Entries from a dataset of interfaces
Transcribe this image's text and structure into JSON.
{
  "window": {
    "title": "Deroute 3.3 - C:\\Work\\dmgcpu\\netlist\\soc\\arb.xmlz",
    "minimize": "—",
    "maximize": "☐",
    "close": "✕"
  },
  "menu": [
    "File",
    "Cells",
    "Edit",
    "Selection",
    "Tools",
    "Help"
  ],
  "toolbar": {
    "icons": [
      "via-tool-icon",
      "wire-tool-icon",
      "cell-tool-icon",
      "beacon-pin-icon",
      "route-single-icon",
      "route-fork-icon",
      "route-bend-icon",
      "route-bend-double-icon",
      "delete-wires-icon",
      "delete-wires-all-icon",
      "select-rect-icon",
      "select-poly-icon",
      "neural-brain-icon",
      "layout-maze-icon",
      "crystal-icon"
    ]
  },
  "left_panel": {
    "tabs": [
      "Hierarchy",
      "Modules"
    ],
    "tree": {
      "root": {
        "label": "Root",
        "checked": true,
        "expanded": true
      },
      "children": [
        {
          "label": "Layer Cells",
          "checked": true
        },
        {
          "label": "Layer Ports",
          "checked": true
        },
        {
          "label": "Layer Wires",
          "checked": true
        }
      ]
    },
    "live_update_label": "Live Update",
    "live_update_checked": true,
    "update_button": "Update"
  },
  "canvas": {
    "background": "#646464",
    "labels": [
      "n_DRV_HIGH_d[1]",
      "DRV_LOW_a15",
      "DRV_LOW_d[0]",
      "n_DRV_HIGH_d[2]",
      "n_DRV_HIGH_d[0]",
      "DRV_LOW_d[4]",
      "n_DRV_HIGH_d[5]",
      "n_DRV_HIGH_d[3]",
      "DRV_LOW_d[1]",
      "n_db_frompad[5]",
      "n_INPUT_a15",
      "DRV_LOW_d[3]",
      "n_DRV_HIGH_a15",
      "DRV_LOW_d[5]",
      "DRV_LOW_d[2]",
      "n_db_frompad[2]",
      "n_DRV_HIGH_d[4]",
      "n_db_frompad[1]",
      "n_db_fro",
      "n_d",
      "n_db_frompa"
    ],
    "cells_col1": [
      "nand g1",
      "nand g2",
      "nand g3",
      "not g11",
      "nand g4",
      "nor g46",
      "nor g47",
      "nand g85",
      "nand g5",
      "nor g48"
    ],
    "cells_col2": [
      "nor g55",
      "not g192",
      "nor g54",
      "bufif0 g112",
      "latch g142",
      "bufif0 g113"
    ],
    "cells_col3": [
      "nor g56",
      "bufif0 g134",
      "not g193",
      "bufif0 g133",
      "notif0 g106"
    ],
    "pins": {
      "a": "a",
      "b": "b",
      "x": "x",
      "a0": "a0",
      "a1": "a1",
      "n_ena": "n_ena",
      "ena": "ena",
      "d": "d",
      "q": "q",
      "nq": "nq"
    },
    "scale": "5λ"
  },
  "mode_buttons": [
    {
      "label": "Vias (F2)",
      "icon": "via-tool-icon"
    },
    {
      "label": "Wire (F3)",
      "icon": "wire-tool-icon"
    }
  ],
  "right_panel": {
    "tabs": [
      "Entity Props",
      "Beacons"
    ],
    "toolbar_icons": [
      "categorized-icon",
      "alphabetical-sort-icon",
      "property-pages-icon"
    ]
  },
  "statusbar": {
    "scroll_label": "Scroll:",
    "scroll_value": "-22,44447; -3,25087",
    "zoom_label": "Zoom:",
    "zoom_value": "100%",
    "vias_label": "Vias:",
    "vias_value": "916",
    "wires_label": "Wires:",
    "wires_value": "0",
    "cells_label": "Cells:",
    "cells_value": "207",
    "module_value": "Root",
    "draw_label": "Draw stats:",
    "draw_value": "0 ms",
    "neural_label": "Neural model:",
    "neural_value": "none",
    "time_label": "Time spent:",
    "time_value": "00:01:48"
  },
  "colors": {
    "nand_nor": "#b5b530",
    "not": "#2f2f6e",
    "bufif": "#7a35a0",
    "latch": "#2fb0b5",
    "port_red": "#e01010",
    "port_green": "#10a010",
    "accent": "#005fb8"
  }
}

▶ [Exercise prompt] Copy the lines above exactly, leaving every word as it is.

▶ [Reply]
Transcribe this image's text and structure into JSON.
{
  "window": {
    "title": "Deroute 3.3 - C:\\Work\\dmgcpu\\netlist\\soc\\arb.xmlz",
    "minimize": "—",
    "maximize": "☐",
    "close": "✕"
  },
  "menu": [
    "File",
    "Cells",
    "Edit",
    "Selection",
    "Tools",
    "Help"
  ],
  "toolbar": {
    "icons": [
      "via-tool-icon",
      "wire-tool-icon",
      "cell-tool-icon",
      "beacon-pin-icon",
      "route-single-icon",
      "route-fork-icon",
      "route-bend-icon",
      "route-bend-double-icon",
      "delete-wires-icon",
      "delete-wires-all-icon",
      "select-rect-icon",
      "select-poly-icon",
      "neural-brain-icon",
      "layout-maze-icon",
      "crystal-icon"
    ]
  },
  "left_panel": {
    "tabs": [
      "Hierarchy",
      "Modules"
    ],
    "tree": {
      "root": {
        "label": "Root",
        "checked": true,
        "expanded": true
      },
      "children": [
        {
          "label": "Layer Cells",
          "checked": true
        },
        {
          "label": "Layer Ports",
          "checked": true
        },
        {
          "label": "Layer Wires",
          "checked": true
        }
      ]
    },
    "live_update_label": "Live Update",
    "live_update_checked": true,
    "update_button": "Update"
  },
  "canvas": {
    "background": "#646464",
    "labels": [
      "n_DRV_HIGH_d[1]",
      "DRV_LOW_a15",
      "DRV_LOW_d[0]",
      "n_DRV_HIGH_d[2]",
      "n_DRV_HIGH_d[0]",
      "DRV_LOW_d[4]",
      "n_DRV_HIGH_d[5]",
      "n_DRV_HIGH_d[3]",
      "DRV_LOW_d[1]",
      "n_db_frompad[5]",
      "n_INPUT_a15",
      "DRV_LOW_d[3]",
      "n_DRV_HIGH_a15",
      "DRV_LOW_d[5]",
      "DRV_LOW_d[2]",
      "n_db_frompad[2]",
      "n_DRV_HIGH_d[4]",
      "n_db_frompad[1]",
      "n_db_fro",
      "n_d",
      "n_db_frompa"
    ],
    "cells_col1": [
      "nand g1",
      "nand g2",
      "nand g3",
      "not g11",
      "nand g4",
      "nor g46",
      "nor g47",
      "nand g85",
      "nand g5",
      "nor g48"
    ],
    "cells_col2": [
      "nor g55",
      "not g192",
      "nor g54",
      "bufif0 g112",
      "latch g142",
      "bufif0 g113"
    ],
    "cells_col3": [
      "nor g56",
      "bufif0 g134",
      "not g193",
      "bufif0 g133",
      "notif0 g106"
    ],
    "pins": {
      "a": "a",
      "b": "b",
      "x": "x",
      "a0": "a0",
      "a1": "a1",
      "n_ena": "n_ena",
      "ena": "ena",
      "d": "d",
      "q": "q",
      "nq": "nq"
    },
    "scale": "5λ"
  },
  "mode_buttons": [
    {
      "label": "Vias (F2)",
      "icon": "via-tool-icon"
    },
    {
      "label": "Wire (F3)",
      "icon": "wire-tool-icon"
    }
  ],
  "right_panel": {
    "tabs": [
      "Entity Props",
      "Beacons"
    ],
    "toolbar_icons": [
      "categorized-icon",
      "alphabetical-sort-icon",
      "property-pages-icon"
    ]
  },
  "statusbar": {
    "scroll_label": "Scroll:",
    "scroll_value": "-22,44447; -3,25087",
    "zoom_label": "Zoom:",
    "zoom_value": "100%",
    "vias_label": "Vias:",
    "vias_value": "916",
    "wires_label": "Wires:",
    "wires_value": "0",
    "cells_label": "Cells:",
    "cells_value": "207",
    "module_value": "Root",
    "draw_label": "Draw stats:",
    "draw_value": "0 ms",
    "neural_label": "Neural model:",
    "neural_value": "none",
    "time_label": "Time spent:",
    "time_value": "00:01:48"
  },
  "colors": {
    "nand_nor": "#b5b530",
    "not": "#2f2f6e",
    "bufif": "#7a35a0",
    "latch": "#2fb0b5",
    "port_red": "#e01010",
    "port_green": "#10a010",
    "accent": "#005fb8"
  }
}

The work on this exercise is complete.